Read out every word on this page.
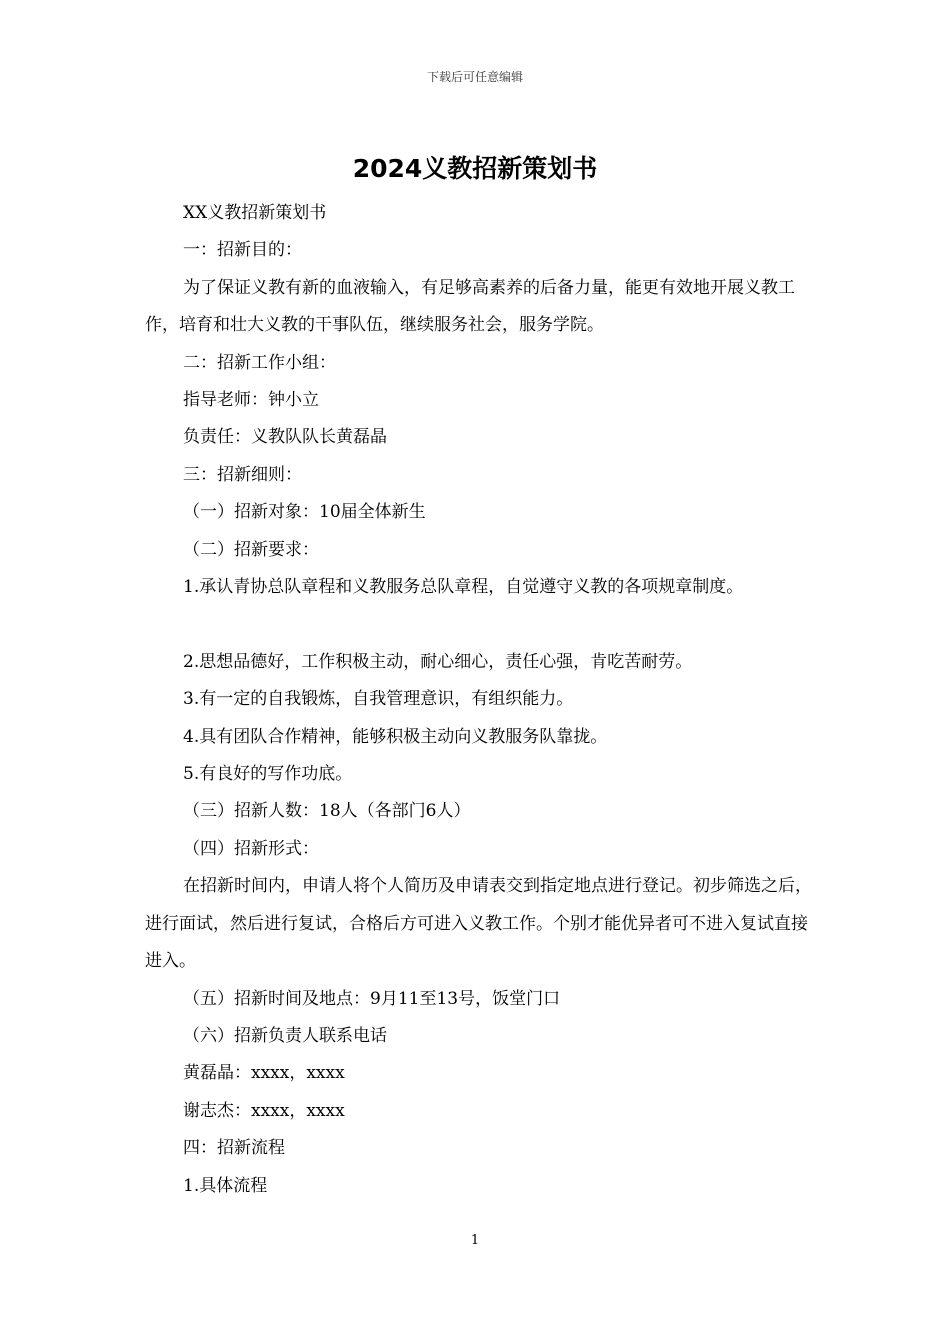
下载后可任意编辑
2024义教招新策划书

XX义教招新策划书

一：招新目的：

为了保证义教有新的血液输入，有足够高素养的后备力量，能更有效地开展义教工作，培育和壮大义教的干事队伍，继续服务社会，服务学院。

二：招新工作小组：

指导老师：钟小立

负责任：义教队队长黄磊晶

三：招新细则：

（一）招新对象：10届全体新生

（二）招新要求：

1.承认青协总队章程和义教服务总队章程，自觉遵守义教的各项规章制度。

2.思想品德好，工作积极主动，耐心细心，责任心强，肯吃苦耐劳。

3.有一定的自我锻炼，自我管理意识，有组织能力。

4.具有团队合作精神，能够积极主动向义教服务队靠拢。

5.有良好的写作功底。

（三）招新人数：18人（各部门6人）

（四）招新形式：

在招新时间内，申请人将个人简历及申请表交到指定地点进行登记。初步筛选之后，进行面试，然后进行复试，合格后方可进入义教工作。个别才能优异者可不进入复试直接进入。

（五）招新时间及地点：9月11至13号，饭堂门口

（六）招新负责人联系电话

黄磊晶：xxxx，xxxx

谢志杰：xxxx，xxxx

四：招新流程

1.具体流程

1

——

> **Set problem**
Without the pictures, return all the records precisely as they stand.

> **Reply to the exercise**
Read out every word on this page.
下载后可任意编辑
2024义教招新策划书

XX义教招新策划书

一：招新目的：

为了保证义教有新的血液输入，有足够高素养的后备力量，能更有效地开展义教工作，培育和壮大义教的干事队伍，继续服务社会，服务学院。

二：招新工作小组：

指导老师：钟小立

负责任：义教队队长黄磊晶

三：招新细则：

（一）招新对象：10届全体新生

（二）招新要求：

1.承认青协总队章程和义教服务总队章程，自觉遵守义教的各项规章制度。

2.思想品德好，工作积极主动，耐心细心，责任心强，肯吃苦耐劳。

3.有一定的自我锻炼，自我管理意识，有组织能力。

4.具有团队合作精神，能够积极主动向义教服务队靠拢。

5.有良好的写作功底。

（三）招新人数：18人（各部门6人）

（四）招新形式：

在招新时间内，申请人将个人简历及申请表交到指定地点进行登记。初步筛选之后，进行面试，然后进行复试，合格后方可进入义教工作。个别才能优异者可不进入复试直接进入。

（五）招新时间及地点：9月11至13号，饭堂门口

（六）招新负责人联系电话

黄磊晶：xxxx，xxxx

谢志杰：xxxx，xxxx

四：招新流程

1.具体流程

1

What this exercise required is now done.